Your task » Copy the stretch of the climate debate text from "Shutting down those" through "that, did she?", swapping each "ETS" for "emissions trading scheme".

Text »
AUSTRALIA’S chief scientist Ian Chubb has waded into the highly charged debate surrounding climate change, arguing people who disagree with the scientific evidence supporting human-induced global warming do not “deserve equal weight”.

Professor Chubb yesterday used the stage at the National Press Club in Canberra to say the debate on climate change had been “appalling” and “hysterical”, and to label the scientific literacy of politicians as lacking. [I agree with that – Ed]

He also signalled his intention to take a more robust involvement in policy development. [Call me an old fogey again, but what has the Chief Scientist’s role got to do with policy development? – Ed]

Professor Chubb took over the job after Penny Sackett, who failed to secure one face-to-face meeting with Julia Gillard, resigned earlier this year.

He yesterday took aim at the media’s coverage of the climate change debate, saying it had not conveyed the science in a “proper and balanced” way. [No, just look at ABC and Fairfax – bias is in their genes – I don’t think that’s what he meant – Ed]

“I think attacking people because they’re giving a message is appalling. I think some of the language that’s used is bordering on the hysterical,” he said. “I’ve seen literature that suggests (more than) 90 per cent of experts in climate science are all of one view. And that is that the planet is warming and humans have intervened to accelerate that process.

“So somebody who comes along and says it’s not true doesn’t deserve equal weight. [Try telling that to Galileo, or to Robin Warren and Barry J. Marshall – Ed]. They deserve to have their views considered if they’ve gone through the proper and scientific process and it’s ended up in the peer review literature.” (source)

So I assume he will be speaking out forcefully and standing up for giving equal weight to Professors Carter, Lindzen, and the hundreds of other highly respected scientists who have published peer-reviewed works challenging the alarmist consensus. Oops, I don’t think that’s what he meant, do you?

Shutting down those who don’t share your views. Oldest trick in the book.

Kiwis not so dumb? Scaling back ETS already


Slightly less mad?

Following on from yesterday’s post on the New Zealand ETS that, according to PM John Key, is “working”, The Australian today reports that our neighbour across the ditch is actually scaling back its ETS in the face of economic pressures. Julia didn’t mention that, did she?

AS Julia Gillard urged Australia to follow the “gutsy Kiwi” lead on carbon pricing, Prime Minister John Key has declared New Zealand will be slowing its expansion of emissions trading and doesn’t want to “lead the world”.

Mr Key refused to offer advice to Australian politicians embroiled in the carbon tax debate and signed an agreement with the Australian Prime Minister for a joint working party on trans-Tasman carbon emissions trading.

But he warned that New Zealand would be delaying the inclusion of agricultural emissions in its system for at least four years and was unlikely to double the carbon price from 2013, as previously planned, because of pressure on consumers.

Earlier, Mr Key said in an interview with The Australian his government was reviewing the ETS he inherited from the former Labour government and there would be changes to the “quite expensive system”.

Mr Key said the New Zealand system, which prices carbon at $NZ12.50 ($9.55) a tonne and includes all gases and emitters, was costing consumers about $NZ150 a year but the price was due to double to $NZ25 a tonne from 2013 and include agriculture, which accounts for 50 per cent of New Zealand’s emissions.

Mr Key told The Australian the review would mean “the government is likely to move a bit more slowly because of the global financial crisis and other countries are moving more slowly”. (source)

So NZ is actually taking notice of the fact that the other major emitters are doing nothing, and responding appropriately. How refreshing. Just as the Kiwis sensibly don’t want to “lead the world”, neither should Australia.

Supplied information »

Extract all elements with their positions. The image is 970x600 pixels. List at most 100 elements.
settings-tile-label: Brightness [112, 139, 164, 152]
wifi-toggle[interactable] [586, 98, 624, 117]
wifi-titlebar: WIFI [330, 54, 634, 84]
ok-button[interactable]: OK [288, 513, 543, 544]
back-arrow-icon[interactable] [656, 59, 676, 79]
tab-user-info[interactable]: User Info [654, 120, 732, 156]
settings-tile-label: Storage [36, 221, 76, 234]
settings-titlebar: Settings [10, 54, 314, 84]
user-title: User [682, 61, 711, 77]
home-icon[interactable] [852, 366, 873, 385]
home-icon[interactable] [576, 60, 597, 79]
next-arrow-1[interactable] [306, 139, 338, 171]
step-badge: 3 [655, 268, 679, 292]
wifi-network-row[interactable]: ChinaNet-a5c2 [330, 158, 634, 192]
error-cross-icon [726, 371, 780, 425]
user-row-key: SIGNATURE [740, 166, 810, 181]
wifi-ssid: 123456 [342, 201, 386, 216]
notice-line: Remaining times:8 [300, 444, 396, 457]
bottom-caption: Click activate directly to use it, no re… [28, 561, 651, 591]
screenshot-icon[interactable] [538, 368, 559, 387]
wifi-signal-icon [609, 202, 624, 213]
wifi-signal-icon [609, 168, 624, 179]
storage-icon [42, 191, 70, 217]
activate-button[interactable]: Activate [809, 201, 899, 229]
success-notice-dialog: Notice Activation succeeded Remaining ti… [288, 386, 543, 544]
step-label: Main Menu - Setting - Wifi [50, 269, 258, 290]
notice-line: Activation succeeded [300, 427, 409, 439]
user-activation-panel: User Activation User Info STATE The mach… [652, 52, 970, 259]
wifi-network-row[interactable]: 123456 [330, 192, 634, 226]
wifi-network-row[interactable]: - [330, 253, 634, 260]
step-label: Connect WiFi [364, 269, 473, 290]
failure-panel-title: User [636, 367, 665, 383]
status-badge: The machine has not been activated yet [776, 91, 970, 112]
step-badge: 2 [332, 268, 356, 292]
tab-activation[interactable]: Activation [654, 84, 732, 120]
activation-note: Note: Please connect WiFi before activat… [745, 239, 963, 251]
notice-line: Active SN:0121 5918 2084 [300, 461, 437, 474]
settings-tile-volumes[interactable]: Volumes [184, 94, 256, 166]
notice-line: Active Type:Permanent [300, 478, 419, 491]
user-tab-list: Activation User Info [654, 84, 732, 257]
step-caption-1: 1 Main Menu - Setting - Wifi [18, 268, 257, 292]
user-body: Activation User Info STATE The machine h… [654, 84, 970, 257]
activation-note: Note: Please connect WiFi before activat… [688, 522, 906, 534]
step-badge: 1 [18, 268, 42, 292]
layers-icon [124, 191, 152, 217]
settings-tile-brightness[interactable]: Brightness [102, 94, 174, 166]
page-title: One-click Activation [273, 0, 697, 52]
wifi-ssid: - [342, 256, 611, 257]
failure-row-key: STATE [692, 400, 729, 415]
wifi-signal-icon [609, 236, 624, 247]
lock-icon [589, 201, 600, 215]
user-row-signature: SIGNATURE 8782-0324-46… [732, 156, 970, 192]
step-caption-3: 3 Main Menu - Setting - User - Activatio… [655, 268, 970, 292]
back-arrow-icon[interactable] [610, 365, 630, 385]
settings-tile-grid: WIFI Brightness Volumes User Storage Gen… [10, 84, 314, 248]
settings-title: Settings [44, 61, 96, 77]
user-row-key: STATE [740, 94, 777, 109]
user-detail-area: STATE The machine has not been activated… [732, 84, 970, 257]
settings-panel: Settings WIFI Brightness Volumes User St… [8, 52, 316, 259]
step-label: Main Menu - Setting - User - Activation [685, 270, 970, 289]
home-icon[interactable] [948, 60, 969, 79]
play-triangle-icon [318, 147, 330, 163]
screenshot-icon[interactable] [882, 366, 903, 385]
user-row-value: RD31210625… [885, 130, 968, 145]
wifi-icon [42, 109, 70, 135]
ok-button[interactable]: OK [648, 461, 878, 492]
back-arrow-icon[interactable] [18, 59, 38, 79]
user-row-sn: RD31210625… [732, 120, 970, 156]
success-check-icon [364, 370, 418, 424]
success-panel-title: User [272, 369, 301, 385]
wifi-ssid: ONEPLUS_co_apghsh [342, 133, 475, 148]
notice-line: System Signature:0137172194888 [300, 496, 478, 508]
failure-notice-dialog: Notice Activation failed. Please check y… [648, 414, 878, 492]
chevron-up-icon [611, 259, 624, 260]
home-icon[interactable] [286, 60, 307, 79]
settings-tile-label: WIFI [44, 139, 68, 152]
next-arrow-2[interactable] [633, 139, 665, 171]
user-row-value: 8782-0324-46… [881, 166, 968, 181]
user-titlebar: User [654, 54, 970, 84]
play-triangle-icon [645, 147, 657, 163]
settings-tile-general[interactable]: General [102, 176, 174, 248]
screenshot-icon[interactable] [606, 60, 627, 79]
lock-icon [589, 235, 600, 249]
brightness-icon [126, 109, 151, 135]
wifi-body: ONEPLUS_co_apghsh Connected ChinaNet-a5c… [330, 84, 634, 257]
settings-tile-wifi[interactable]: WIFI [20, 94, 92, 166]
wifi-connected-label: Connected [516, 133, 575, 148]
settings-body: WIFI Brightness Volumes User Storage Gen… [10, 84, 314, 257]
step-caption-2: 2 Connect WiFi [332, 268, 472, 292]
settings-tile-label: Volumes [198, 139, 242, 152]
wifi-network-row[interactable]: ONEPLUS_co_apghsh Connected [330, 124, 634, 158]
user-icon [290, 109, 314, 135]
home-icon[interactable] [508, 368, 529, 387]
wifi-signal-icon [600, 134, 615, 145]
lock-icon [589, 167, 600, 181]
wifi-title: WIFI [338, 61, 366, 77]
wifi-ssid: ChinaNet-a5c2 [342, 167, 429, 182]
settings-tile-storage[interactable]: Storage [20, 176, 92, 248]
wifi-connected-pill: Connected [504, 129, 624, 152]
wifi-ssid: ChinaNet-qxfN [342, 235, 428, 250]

Your solution »
Shutting down those who don’t share your views. Oldest trick in the book.

Kiwis not so dumb? Scaling back emissions trading scheme already


Slightly less mad?

Following on from yesterday’s post on the New Zealand emissions trading scheme that, according to PM John Key, is “working”, The Australian today reports that our neighbour across the ditch is actually scaling back its emissions trading scheme in the face of economic pressures. Julia didn’t mention that, did she?